## What the exercise asks
Check every line in the records below for the word "dependent" and report how many have it, nothing more.

Extracted records:
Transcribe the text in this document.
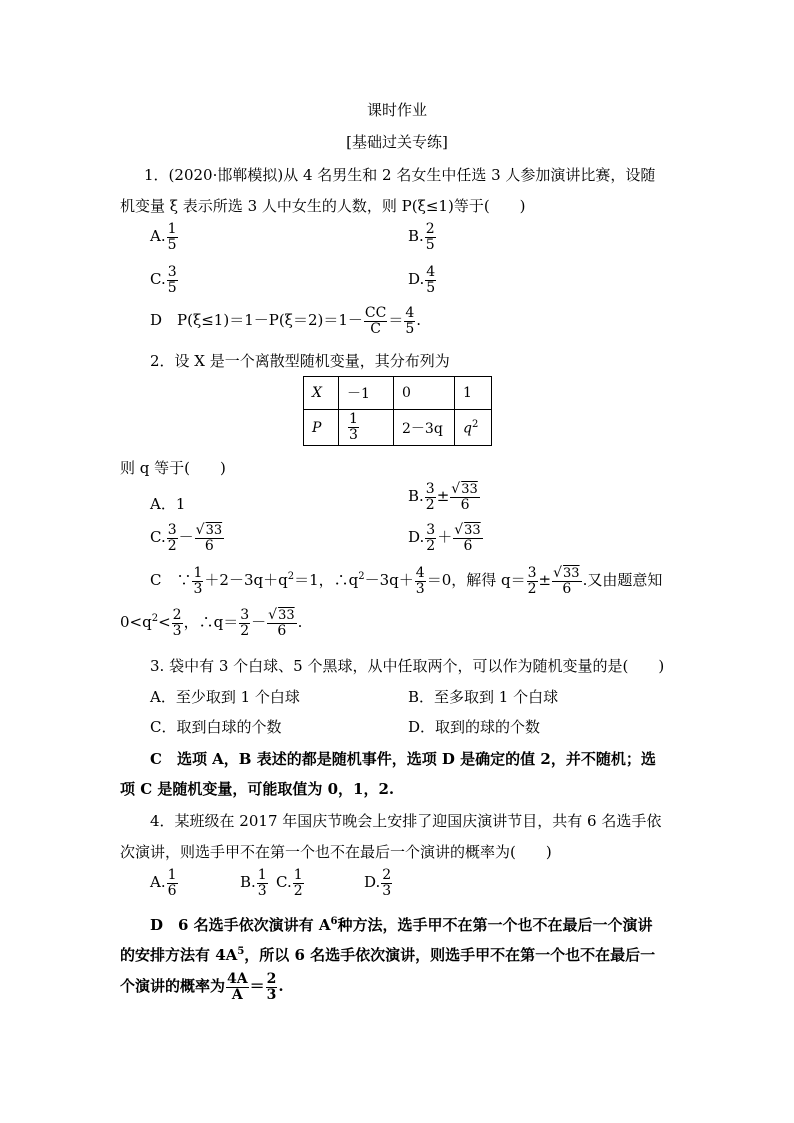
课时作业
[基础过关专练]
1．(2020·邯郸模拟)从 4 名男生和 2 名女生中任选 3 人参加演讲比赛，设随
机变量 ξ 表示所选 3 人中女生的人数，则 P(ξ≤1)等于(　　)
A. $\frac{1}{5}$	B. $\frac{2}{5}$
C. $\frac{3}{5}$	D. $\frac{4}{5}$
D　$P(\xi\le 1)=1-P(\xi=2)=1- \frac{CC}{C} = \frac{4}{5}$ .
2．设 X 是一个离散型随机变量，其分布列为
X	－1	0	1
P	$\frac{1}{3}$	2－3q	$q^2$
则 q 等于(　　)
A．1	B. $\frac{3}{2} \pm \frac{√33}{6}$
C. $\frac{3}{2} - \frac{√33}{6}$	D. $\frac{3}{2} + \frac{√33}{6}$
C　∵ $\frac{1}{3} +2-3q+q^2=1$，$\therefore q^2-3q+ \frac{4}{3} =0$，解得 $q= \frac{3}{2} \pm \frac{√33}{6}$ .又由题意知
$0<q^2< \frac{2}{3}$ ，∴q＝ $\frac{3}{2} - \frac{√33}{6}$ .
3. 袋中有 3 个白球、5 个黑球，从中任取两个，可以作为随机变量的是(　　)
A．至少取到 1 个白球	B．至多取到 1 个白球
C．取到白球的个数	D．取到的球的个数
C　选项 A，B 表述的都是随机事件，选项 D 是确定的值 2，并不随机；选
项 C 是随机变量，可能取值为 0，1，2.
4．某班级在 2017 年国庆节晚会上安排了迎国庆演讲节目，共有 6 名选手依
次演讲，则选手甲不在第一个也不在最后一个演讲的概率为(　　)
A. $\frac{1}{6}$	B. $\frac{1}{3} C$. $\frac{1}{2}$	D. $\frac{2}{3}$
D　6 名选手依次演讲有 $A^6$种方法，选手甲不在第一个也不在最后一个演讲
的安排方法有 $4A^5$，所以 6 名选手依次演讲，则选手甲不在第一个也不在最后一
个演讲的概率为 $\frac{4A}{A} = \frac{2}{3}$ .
...
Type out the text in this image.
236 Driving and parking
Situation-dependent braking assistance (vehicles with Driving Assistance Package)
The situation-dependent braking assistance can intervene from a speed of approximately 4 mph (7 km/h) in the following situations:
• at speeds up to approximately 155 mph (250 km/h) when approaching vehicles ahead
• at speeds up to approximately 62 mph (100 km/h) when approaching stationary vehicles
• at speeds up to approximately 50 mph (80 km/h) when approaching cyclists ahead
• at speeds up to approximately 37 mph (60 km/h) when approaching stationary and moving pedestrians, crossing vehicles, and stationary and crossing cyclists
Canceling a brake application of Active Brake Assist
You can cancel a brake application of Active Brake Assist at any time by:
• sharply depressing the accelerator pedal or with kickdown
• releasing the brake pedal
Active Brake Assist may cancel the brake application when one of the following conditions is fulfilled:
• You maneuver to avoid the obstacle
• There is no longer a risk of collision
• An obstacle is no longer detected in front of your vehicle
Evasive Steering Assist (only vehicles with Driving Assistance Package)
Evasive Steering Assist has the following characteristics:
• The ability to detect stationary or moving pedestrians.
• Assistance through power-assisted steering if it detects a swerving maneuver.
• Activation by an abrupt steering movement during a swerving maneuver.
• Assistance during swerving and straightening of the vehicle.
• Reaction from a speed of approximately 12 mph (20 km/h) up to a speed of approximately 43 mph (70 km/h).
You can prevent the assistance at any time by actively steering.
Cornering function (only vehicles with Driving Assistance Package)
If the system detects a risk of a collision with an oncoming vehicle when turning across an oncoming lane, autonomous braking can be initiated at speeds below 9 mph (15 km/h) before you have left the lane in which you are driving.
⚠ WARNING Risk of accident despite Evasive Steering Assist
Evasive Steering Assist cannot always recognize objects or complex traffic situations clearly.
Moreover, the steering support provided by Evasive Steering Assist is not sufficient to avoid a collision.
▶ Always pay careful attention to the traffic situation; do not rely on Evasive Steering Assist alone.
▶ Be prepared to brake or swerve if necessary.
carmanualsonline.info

## Response to this task
2